What to work on: Reproduce the material below line for line, without a single change, and omit the pictures from your output.

Given records:
*****

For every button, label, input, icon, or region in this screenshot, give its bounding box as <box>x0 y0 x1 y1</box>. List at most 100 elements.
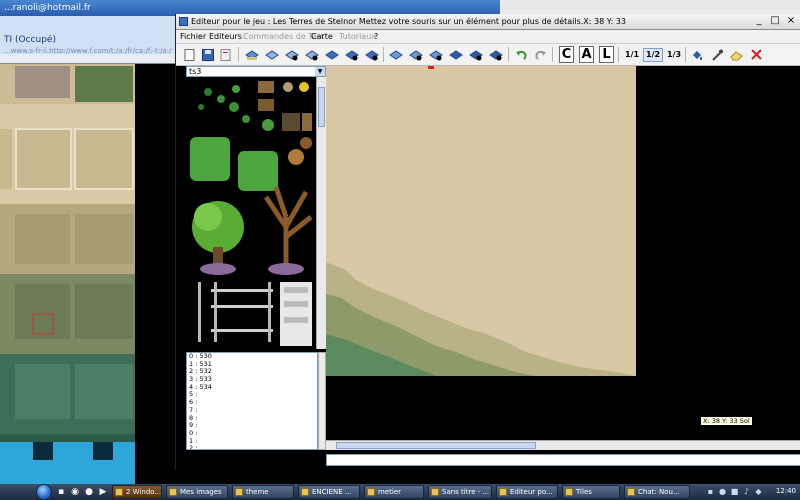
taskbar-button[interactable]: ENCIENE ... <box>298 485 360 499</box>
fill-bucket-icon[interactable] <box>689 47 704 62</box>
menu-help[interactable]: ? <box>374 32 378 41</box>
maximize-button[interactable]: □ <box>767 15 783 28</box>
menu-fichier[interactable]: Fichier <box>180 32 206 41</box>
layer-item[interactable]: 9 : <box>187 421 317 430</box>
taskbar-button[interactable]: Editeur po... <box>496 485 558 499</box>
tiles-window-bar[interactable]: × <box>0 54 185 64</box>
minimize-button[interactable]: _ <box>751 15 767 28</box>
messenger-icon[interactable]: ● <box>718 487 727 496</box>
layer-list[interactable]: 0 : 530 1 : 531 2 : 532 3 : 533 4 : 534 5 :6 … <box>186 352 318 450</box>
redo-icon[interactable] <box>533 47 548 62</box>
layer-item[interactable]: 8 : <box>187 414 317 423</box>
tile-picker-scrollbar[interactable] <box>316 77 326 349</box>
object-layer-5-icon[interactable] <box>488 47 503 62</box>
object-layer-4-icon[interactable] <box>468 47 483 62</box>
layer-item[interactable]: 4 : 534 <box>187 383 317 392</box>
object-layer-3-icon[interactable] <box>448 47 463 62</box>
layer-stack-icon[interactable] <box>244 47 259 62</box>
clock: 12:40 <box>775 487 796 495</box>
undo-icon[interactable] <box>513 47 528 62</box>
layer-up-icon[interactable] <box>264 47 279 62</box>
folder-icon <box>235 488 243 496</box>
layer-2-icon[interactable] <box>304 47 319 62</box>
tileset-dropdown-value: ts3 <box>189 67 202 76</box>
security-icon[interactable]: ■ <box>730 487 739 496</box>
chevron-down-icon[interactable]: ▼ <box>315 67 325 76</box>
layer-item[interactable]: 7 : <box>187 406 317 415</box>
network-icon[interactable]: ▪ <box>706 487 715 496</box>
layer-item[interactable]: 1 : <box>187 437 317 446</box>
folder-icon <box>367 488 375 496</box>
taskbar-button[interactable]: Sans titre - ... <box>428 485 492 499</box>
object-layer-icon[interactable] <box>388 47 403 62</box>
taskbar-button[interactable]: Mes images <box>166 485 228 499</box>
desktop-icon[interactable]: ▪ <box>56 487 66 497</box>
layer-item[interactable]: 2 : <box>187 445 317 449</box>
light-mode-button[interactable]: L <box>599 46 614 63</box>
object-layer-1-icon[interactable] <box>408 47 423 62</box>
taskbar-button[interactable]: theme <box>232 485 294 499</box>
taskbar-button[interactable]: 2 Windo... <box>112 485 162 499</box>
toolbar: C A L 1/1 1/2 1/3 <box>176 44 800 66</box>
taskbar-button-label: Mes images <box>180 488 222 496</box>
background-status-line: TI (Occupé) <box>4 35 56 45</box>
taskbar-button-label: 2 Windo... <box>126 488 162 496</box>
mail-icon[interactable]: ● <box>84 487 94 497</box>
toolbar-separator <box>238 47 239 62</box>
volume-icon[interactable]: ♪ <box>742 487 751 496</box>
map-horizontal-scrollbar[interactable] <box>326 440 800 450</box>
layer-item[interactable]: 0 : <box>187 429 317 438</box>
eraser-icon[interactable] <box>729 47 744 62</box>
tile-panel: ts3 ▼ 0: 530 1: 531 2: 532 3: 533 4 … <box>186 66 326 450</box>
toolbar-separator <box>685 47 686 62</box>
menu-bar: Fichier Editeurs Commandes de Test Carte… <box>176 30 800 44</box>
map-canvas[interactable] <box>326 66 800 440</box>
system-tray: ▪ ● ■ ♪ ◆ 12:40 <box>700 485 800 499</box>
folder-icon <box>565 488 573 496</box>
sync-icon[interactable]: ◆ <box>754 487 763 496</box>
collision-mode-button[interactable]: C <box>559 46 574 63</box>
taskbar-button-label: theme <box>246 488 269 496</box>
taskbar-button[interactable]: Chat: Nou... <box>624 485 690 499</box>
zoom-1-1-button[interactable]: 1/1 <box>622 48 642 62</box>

*****

Answer to the exercise:
For every button, label, input, icon, or region in this screenshot, give its bounding box as <box>x0 y0 x1 y1</box>. List at most 100 elements.
taskbar-button[interactable]: ENCIENE ... <box>298 485 360 499</box>
fill-bucket-icon[interactable] <box>689 47 704 62</box>
menu-help[interactable]: ? <box>374 32 378 41</box>
maximize-button[interactable]: □ <box>767 15 783 28</box>
menu-fichier[interactable]: Fichier <box>180 32 206 41</box>
layer-item[interactable]: 9 : <box>187 421 317 430</box>
taskbar-button[interactable]: Editeur po... <box>496 485 558 499</box>
tiles-window-bar[interactable]: × <box>0 54 185 64</box>
minimize-button[interactable]: _ <box>751 15 767 28</box>
messenger-icon[interactable]: ● <box>718 487 727 496</box>
layer-list[interactable]: 0 : 530 1 : 531 2 : 532 3 : 533 4 : 534 5 :6 … <box>186 352 318 450</box>
redo-icon[interactable] <box>533 47 548 62</box>
layer-item[interactable]: 8 : <box>187 414 317 423</box>
tile-picker-scrollbar[interactable] <box>316 77 326 349</box>
object-layer-5-icon[interactable] <box>488 47 503 62</box>
object-layer-4-icon[interactable] <box>468 47 483 62</box>
layer-item[interactable]: 4 : 534 <box>187 383 317 392</box>
object-layer-3-icon[interactable] <box>448 47 463 62</box>
layer-stack-icon[interactable] <box>244 47 259 62</box>
clock: 12:40 <box>775 487 796 495</box>
undo-icon[interactable] <box>513 47 528 62</box>
layer-up-icon[interactable] <box>264 47 279 62</box>
folder-icon <box>235 488 243 496</box>
layer-2-icon[interactable] <box>304 47 319 62</box>
tileset-dropdown-value: ts3 <box>189 67 202 76</box>
security-icon[interactable]: ■ <box>730 487 739 496</box>
chevron-down-icon[interactable]: ▼ <box>315 67 325 76</box>
layer-item[interactable]: 7 : <box>187 406 317 415</box>
network-icon[interactable]: ▪ <box>706 487 715 496</box>
layer-item[interactable]: 1 : <box>187 437 317 446</box>
folder-icon <box>367 488 375 496</box>
taskbar-button[interactable]: Sans titre - ... <box>428 485 492 499</box>
object-layer-icon[interactable] <box>388 47 403 62</box>
taskbar-button[interactable]: Mes images <box>166 485 228 499</box>
desktop-icon[interactable]: ▪ <box>56 487 66 497</box>
layer-item[interactable]: 2 : <box>187 445 317 449</box>
light-mode-button[interactable]: L <box>599 46 614 63</box>
object-layer-1-icon[interactable] <box>408 47 423 62</box>
taskbar-button[interactable]: theme <box>232 485 294 499</box>
taskbar-button[interactable]: 2 Windo... <box>112 485 162 499</box>
toolbar: C A L 1/1 1/2 1/3 <box>176 44 800 66</box>
taskbar-button-label: Mes images <box>180 488 222 496</box>
background-status-line: TI (Occupé) <box>4 35 56 45</box>
taskbar-button-label: 2 Windo... <box>126 488 162 496</box>
mail-icon[interactable]: ● <box>84 487 94 497</box>
toolbar-separator <box>238 47 239 62</box>
volume-icon[interactable]: ♪ <box>742 487 751 496</box>
map-horizontal-scrollbar[interactable] <box>326 440 800 450</box>
layer-item[interactable]: 0 : <box>187 429 317 438</box>
eraser-icon[interactable] <box>729 47 744 62</box>
tile-panel: ts3 ▼ 0: 530 1: 531 2: 532 3: 533 4 … <box>186 66 326 450</box>
toolbar-separator <box>685 47 686 62</box>
menu-bar: Fichier Editeurs Commandes de Test Carte… <box>176 30 800 44</box>
map-canvas[interactable] <box>326 66 800 440</box>
system-tray: ▪ ● ■ ♪ ◆ 12:40 <box>700 485 800 499</box>
folder-icon <box>565 488 573 496</box>
sync-icon[interactable]: ◆ <box>754 487 763 496</box>
collision-mode-button[interactable]: C <box>559 46 574 63</box>
taskbar-button-label: theme <box>246 488 269 496</box>
taskbar-button[interactable]: Chat: Nou... <box>624 485 690 499</box>
zoom-1-1-button[interactable]: 1/1 <box>622 48 642 62</box>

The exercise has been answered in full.